_Problem description_
Emit the data below verbatim, stripping out any pictures.

━━ Input rows

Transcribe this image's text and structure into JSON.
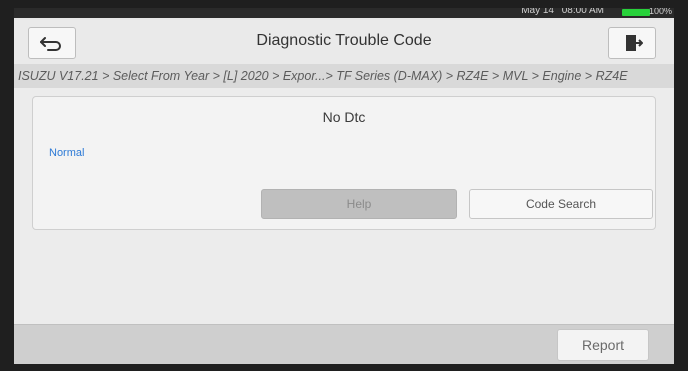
{
  "status_bar": {
    "date": "May 14",
    "time": "08:00",
    "time_suffix": "AM",
    "battery": "100%"
  },
  "header": {
    "title": "Diagnostic Trouble Code"
  },
  "breadcrumb": {
    "text": "ISUZU V17.21 > Select From Year > [L] 2020 > Expor...> TF Series (D-MAX) > RZ4E > MVL > Engine > RZ4E"
  },
  "result": {
    "dtc_text": "No Dtc",
    "status_text": "Normal"
  },
  "buttons": {
    "help": "Help",
    "code_search": "Code Search",
    "report": "Report"
  },
  "colors": {
    "status_text": "#2d7ad6"
  }
}
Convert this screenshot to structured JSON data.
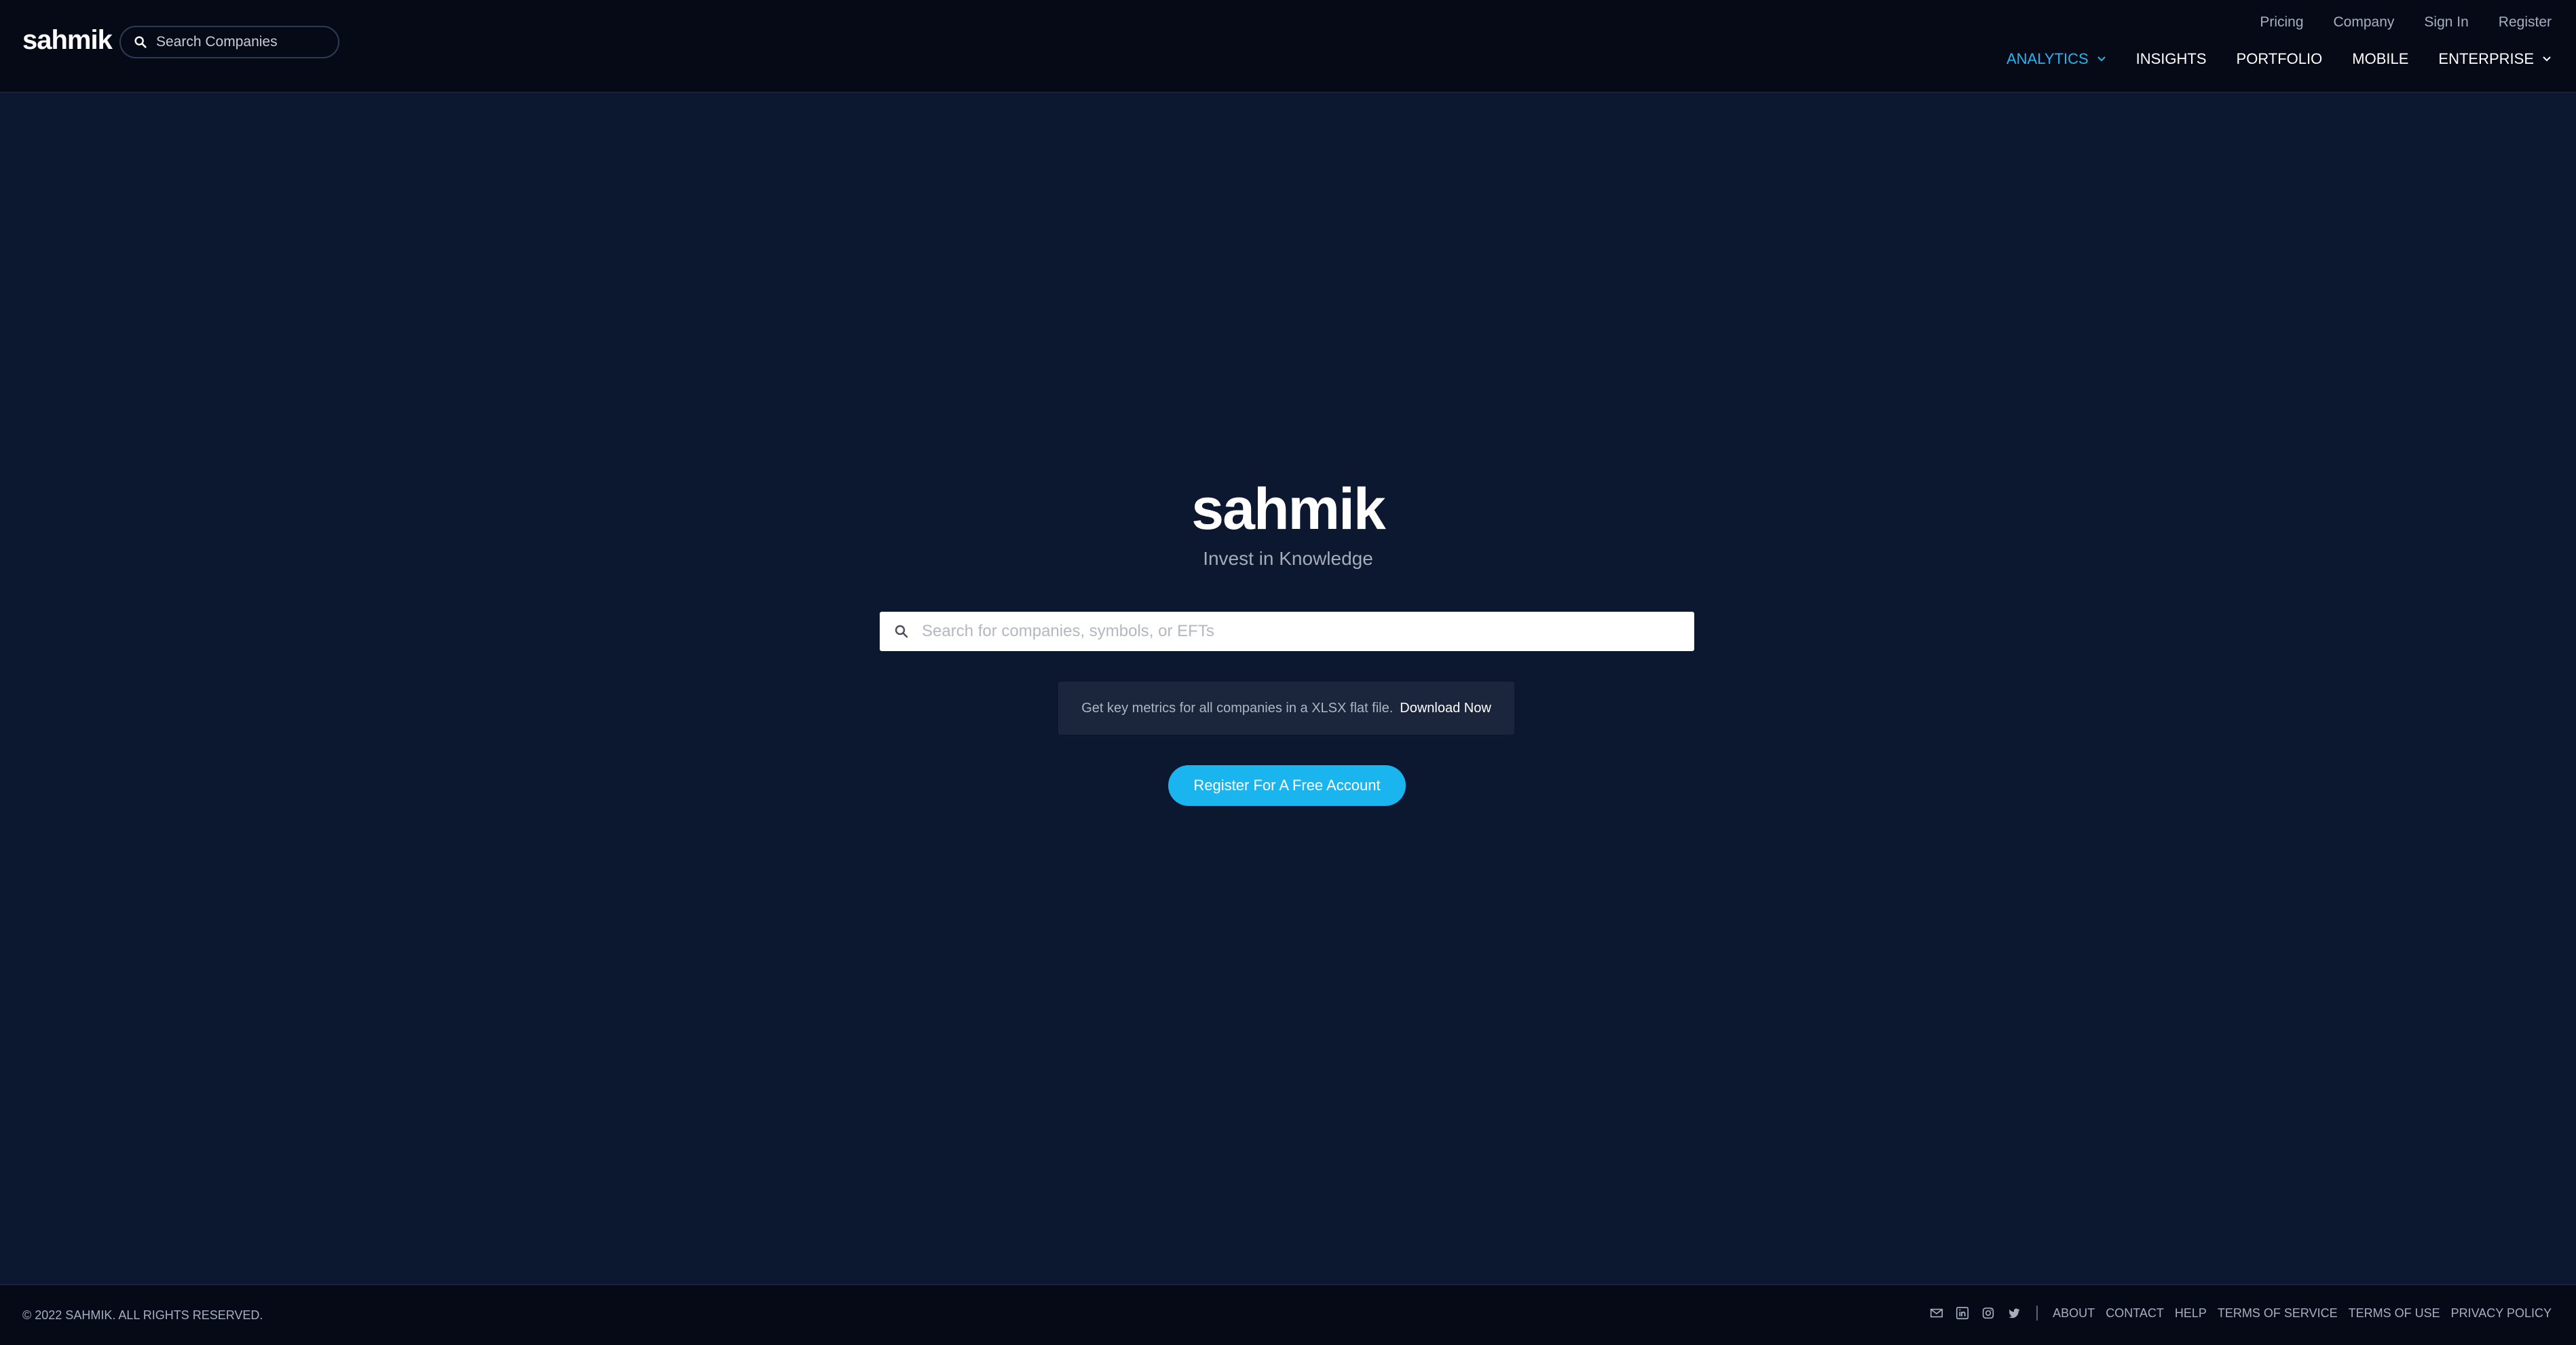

━━━━

_Response for this exercise_
Transcribe this image's text and structure into JSON.
{
  "status_bar": {
    "date": "May 14",
    "time": "08:00",
    "time_suffix": "AM",
    "battery": "100%"
  },
  "header": {
    "title": "Diagnostic Trouble Code"
  },
  "breadcrumb": {
    "text": "ISUZU V17.21 > Select From Year > [L] 2020 > Expor...> TF Series (D-MAX) > RZ4E > MVL > Engine > RZ4E"
  },
  "result": {
    "dtc_text": "No Dtc",
    "status_text": "Normal"
  },
  "buttons": {
    "help": "Help",
    "code_search": "Code Search",
    "report": "Report"
  },
  "colors": {
    "status_text": "#2d7ad6"
  }
}
Convert this screenshot to structured JSON data.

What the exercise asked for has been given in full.